*** SOURCE RECORDS

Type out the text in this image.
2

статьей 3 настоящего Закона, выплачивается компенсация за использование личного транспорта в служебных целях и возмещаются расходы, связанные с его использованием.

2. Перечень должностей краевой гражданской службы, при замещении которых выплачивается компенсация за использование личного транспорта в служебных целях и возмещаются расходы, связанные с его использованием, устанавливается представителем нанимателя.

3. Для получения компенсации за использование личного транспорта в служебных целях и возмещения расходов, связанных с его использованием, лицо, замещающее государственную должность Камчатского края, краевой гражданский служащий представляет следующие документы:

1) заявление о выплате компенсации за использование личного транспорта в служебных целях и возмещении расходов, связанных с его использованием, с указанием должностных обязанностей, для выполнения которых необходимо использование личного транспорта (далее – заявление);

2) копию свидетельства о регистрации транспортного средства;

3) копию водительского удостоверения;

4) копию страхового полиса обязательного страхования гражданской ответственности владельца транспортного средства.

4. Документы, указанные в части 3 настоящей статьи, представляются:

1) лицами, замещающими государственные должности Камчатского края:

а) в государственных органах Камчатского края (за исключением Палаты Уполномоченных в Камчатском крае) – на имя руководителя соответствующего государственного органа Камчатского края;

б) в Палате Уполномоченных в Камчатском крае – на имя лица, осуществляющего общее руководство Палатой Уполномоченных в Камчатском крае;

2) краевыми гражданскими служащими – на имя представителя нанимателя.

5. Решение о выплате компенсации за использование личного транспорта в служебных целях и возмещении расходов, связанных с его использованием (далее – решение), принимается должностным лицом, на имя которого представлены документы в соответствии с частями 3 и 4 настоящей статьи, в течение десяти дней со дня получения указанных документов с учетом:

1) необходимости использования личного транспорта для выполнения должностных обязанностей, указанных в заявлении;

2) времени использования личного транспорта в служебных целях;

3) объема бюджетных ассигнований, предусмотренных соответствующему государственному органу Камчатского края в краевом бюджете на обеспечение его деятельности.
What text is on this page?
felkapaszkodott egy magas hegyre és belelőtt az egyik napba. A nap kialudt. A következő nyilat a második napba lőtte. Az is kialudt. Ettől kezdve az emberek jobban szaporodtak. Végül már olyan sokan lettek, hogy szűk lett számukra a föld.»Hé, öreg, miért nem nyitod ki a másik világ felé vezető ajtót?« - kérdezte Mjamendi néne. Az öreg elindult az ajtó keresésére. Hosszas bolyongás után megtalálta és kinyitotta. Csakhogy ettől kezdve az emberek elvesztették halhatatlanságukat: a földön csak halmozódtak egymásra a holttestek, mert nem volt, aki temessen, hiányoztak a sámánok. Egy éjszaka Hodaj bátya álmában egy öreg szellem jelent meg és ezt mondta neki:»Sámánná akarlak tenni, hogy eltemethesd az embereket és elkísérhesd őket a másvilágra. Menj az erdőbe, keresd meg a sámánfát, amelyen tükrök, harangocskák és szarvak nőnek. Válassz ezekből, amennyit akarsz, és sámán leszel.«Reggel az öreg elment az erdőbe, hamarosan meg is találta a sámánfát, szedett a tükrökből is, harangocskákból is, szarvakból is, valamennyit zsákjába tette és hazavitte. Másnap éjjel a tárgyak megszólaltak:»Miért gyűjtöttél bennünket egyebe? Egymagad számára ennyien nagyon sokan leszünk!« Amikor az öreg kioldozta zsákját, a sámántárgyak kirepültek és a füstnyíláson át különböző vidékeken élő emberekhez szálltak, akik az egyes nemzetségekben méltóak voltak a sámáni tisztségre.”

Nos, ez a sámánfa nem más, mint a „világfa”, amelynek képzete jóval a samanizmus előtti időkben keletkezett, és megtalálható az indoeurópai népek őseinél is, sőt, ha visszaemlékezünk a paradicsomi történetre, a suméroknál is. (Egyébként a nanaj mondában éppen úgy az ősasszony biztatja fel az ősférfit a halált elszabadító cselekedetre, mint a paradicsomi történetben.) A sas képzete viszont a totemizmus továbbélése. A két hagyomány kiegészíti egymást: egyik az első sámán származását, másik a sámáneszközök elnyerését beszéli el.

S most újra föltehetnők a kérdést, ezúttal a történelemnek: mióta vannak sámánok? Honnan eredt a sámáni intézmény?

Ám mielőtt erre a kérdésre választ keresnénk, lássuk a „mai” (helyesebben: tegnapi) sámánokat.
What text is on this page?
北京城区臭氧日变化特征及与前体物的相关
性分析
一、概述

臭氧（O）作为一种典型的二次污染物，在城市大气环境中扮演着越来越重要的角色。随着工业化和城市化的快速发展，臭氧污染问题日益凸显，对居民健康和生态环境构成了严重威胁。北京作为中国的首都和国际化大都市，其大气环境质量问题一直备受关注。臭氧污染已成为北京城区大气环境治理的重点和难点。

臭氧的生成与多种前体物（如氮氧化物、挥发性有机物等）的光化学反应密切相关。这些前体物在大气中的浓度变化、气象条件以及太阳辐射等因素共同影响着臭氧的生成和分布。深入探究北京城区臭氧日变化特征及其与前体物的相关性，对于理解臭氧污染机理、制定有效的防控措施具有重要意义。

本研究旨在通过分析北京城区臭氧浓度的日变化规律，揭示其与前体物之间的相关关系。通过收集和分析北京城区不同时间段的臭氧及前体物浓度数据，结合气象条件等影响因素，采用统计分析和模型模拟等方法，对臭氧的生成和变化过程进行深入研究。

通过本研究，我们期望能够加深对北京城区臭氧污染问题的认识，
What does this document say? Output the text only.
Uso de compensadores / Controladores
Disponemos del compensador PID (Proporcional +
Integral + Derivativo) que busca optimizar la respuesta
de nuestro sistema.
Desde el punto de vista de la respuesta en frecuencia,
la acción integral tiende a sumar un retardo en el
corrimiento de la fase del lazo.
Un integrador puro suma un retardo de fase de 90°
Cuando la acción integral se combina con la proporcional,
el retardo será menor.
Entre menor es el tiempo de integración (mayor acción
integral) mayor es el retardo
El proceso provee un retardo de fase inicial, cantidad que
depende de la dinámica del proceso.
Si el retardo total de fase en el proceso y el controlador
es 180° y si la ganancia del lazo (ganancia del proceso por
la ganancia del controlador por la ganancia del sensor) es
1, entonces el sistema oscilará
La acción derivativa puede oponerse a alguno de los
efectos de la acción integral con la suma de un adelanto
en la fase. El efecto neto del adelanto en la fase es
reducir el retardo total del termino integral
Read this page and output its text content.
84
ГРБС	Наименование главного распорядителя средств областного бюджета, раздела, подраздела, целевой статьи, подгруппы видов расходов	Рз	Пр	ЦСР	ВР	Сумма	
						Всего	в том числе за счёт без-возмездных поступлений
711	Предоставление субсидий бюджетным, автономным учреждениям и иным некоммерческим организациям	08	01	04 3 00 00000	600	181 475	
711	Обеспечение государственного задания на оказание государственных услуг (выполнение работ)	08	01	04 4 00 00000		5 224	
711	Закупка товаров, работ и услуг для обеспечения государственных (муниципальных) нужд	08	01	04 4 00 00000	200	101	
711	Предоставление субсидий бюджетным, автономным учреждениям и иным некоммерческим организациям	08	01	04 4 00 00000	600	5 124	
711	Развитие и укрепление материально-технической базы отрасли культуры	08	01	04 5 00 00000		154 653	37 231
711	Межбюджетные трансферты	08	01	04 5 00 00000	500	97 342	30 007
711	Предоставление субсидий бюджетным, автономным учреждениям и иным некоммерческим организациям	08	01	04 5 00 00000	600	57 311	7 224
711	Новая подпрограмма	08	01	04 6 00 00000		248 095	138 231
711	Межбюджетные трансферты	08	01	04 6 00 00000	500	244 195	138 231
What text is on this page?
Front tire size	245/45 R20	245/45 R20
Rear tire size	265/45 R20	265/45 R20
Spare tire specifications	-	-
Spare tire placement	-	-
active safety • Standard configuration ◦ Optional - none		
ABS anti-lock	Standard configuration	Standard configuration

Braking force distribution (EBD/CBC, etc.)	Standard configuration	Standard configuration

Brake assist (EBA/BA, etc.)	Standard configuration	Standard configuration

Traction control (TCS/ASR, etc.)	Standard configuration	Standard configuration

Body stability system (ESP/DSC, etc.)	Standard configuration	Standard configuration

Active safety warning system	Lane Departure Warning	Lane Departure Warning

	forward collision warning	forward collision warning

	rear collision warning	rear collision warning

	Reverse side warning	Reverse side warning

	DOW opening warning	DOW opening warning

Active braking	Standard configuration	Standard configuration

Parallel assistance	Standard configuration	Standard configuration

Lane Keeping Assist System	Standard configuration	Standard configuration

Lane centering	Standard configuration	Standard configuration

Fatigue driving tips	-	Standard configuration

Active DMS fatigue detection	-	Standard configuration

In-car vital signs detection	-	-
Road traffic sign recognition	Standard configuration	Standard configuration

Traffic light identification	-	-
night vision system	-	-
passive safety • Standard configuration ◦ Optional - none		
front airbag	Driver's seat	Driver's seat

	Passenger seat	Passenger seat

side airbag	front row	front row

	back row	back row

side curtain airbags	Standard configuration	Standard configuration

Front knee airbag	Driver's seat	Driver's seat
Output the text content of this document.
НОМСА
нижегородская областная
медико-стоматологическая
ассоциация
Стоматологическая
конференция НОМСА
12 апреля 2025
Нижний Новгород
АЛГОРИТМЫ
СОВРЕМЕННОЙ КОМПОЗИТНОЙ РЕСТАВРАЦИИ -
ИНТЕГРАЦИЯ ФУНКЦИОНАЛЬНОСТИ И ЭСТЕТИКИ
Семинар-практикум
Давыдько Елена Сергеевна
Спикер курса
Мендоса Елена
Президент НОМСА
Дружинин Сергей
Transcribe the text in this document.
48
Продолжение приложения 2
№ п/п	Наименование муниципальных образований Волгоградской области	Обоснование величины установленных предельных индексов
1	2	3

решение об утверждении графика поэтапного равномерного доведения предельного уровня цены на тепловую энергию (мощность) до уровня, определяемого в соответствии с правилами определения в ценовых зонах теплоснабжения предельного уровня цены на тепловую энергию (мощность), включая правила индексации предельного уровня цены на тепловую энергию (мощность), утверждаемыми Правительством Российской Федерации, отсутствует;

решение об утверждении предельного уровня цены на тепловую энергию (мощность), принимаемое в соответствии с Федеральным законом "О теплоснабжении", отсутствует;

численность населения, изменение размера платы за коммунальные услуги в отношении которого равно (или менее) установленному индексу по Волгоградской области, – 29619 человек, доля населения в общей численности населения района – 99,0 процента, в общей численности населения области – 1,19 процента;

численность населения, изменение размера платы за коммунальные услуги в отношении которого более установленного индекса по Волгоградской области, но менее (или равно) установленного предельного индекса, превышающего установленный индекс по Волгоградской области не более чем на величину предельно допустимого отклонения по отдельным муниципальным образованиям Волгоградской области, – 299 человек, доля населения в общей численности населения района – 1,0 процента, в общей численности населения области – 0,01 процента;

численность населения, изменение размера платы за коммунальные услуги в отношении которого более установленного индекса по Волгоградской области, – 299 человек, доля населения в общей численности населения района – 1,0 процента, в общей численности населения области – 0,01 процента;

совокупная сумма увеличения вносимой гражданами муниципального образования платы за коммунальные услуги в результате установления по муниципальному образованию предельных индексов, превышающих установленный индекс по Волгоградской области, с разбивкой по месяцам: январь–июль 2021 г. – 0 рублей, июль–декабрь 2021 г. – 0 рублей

******

#### INSTRUCTION:
Which lines contain "получения"? Copy each of them.

#### THE RESPONSE:
3. Для получения компенсации за использование личного транспорта в служебных целях и возмещения расходов, связанных с его использованием, лицо, замещающее государственную должность Камчатского края, краевой гражданский служащий представляет следующие документы:
5. Решение о выплате компенсации за использование личного транспорта в служебных целях и возмещении расходов, связанных с его использованием (далее – решение), принимается должностным лицом, на имя которого представлены документы в соответствии с частями 3 и 4 настоящей статьи, в течение десяти дней со дня получения указанных документов с учетом:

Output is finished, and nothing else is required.